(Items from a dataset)
^^^^
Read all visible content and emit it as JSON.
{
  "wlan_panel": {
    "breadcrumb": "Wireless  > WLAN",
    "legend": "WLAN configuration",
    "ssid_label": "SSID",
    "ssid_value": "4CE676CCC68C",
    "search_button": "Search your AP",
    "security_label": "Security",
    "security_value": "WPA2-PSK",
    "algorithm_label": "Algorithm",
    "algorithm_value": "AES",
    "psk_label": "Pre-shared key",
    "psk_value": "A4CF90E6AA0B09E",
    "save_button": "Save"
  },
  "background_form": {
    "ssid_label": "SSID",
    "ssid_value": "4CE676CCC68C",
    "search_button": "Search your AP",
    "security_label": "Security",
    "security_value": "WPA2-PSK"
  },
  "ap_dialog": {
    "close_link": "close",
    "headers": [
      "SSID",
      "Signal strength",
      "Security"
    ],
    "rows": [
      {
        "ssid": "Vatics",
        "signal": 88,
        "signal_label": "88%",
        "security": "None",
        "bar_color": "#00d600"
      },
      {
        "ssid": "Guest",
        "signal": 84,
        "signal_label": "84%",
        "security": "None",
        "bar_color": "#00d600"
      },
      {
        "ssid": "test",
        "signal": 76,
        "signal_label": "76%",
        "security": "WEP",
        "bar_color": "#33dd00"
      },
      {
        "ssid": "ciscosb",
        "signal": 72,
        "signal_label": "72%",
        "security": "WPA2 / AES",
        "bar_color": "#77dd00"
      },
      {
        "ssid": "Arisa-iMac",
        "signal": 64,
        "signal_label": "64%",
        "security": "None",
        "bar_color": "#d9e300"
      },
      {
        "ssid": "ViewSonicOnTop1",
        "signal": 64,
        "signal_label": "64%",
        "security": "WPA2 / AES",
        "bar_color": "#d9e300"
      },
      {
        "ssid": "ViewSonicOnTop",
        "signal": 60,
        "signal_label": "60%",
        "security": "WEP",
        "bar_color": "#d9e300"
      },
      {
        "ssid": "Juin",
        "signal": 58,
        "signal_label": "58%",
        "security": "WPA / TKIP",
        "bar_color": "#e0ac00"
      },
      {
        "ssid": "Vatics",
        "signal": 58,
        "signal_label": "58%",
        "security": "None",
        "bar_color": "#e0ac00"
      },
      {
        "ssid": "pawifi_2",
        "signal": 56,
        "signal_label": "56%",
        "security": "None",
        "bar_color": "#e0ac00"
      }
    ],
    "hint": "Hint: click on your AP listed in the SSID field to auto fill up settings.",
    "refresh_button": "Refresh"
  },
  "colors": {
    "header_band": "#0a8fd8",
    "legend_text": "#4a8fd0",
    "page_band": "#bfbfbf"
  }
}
^^^^
▶ PROBLEM TO WORK ON: All of the data shown above must be copied exactly.

▶ TASK OUTPUT:
Read all visible content and emit it as JSON.
{
  "wlan_panel": {
    "breadcrumb": "Wireless  > WLAN",
    "legend": "WLAN configuration",
    "ssid_label": "SSID",
    "ssid_value": "4CE676CCC68C",
    "search_button": "Search your AP",
    "security_label": "Security",
    "security_value": "WPA2-PSK",
    "algorithm_label": "Algorithm",
    "algorithm_value": "AES",
    "psk_label": "Pre-shared key",
    "psk_value": "A4CF90E6AA0B09E",
    "save_button": "Save"
  },
  "background_form": {
    "ssid_label": "SSID",
    "ssid_value": "4CE676CCC68C",
    "search_button": "Search your AP",
    "security_label": "Security",
    "security_value": "WPA2-PSK"
  },
  "ap_dialog": {
    "close_link": "close",
    "headers": [
      "SSID",
      "Signal strength",
      "Security"
    ],
    "rows": [
      {
        "ssid": "Vatics",
        "signal": 88,
        "signal_label": "88%",
        "security": "None",
        "bar_color": "#00d600"
      },
      {
        "ssid": "Guest",
        "signal": 84,
        "signal_label": "84%",
        "security": "None",
        "bar_color": "#00d600"
      },
      {
        "ssid": "test",
        "signal": 76,
        "signal_label": "76%",
        "security": "WEP",
        "bar_color": "#33dd00"
      },
      {
        "ssid": "ciscosb",
        "signal": 72,
        "signal_label": "72%",
        "security": "WPA2 / AES",
        "bar_color": "#77dd00"
      },
      {
        "ssid": "Arisa-iMac",
        "signal": 64,
        "signal_label": "64%",
        "security": "None",
        "bar_color": "#d9e300"
      },
      {
        "ssid": "ViewSonicOnTop1",
        "signal": 64,
        "signal_label": "64%",
        "security": "WPA2 / AES",
        "bar_color": "#d9e300"
      },
      {
        "ssid": "ViewSonicOnTop",
        "signal": 60,
        "signal_label": "60%",
        "security": "WEP",
        "bar_color": "#d9e300"
      },
      {
        "ssid": "Juin",
        "signal": 58,
        "signal_label": "58%",
        "security": "WPA / TKIP",
        "bar_color": "#e0ac00"
      },
      {
        "ssid": "Vatics",
        "signal": 58,
        "signal_label": "58%",
        "security": "None",
        "bar_color": "#e0ac00"
      },
      {
        "ssid": "pawifi_2",
        "signal": 56,
        "signal_label": "56%",
        "security": "None",
        "bar_color": "#e0ac00"
      }
    ],
    "hint": "Hint: click on your AP listed in the SSID field to auto fill up settings.",
    "refresh_button": "Refresh"
  },
  "colors": {
    "header_band": "#0a8fd8",
    "legend_text": "#4a8fd0",
    "page_band": "#bfbfbf"
  }
}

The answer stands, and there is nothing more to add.